=== Dataset entries on figures ===

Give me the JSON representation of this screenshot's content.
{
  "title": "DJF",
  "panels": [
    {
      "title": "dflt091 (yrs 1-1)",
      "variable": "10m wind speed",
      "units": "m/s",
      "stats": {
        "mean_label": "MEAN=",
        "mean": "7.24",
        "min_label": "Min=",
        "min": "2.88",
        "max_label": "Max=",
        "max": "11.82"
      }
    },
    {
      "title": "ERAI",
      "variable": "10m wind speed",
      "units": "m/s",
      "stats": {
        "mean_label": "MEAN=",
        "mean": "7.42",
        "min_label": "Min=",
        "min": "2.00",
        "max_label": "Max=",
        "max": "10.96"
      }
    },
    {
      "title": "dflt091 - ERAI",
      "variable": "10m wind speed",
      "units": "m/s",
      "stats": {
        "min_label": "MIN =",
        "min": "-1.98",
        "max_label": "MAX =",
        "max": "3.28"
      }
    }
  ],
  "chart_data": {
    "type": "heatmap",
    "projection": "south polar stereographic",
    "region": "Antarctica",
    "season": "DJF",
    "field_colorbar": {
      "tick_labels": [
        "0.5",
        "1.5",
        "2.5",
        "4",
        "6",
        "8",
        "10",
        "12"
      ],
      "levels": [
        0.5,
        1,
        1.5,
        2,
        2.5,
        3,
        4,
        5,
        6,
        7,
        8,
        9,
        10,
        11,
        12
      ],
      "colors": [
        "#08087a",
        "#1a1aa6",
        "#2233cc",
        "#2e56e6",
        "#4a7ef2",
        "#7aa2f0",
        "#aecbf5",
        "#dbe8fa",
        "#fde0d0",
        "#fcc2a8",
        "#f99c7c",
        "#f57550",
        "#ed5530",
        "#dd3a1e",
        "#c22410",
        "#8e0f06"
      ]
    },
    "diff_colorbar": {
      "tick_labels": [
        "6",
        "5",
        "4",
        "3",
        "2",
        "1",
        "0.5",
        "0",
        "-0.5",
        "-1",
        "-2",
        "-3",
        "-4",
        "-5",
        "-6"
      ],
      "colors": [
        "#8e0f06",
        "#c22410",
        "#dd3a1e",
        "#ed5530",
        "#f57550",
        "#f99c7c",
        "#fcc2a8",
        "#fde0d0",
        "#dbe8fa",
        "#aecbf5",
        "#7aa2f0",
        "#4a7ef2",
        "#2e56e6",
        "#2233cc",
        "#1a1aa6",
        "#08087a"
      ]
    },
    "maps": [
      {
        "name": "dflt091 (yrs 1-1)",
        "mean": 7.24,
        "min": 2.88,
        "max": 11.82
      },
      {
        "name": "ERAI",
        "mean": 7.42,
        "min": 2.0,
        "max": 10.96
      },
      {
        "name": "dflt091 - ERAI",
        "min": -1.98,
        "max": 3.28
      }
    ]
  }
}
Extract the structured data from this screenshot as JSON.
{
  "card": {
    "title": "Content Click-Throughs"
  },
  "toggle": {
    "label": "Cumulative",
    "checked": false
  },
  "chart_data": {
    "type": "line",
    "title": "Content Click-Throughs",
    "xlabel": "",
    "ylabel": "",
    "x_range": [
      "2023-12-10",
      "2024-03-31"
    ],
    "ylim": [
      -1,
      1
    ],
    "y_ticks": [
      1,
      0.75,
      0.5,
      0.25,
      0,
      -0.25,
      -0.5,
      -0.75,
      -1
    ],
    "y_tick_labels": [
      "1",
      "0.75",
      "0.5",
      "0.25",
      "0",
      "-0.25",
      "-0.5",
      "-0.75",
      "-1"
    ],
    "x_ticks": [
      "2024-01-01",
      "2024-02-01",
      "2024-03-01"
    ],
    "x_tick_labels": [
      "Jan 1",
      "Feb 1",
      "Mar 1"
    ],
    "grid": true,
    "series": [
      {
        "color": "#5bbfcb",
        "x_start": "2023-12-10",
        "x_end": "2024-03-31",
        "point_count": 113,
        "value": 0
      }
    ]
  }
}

=== What this task involves ===
For the records above, state how many lines include the string "name", giving the number and nothing else.

=== Correct output ===
3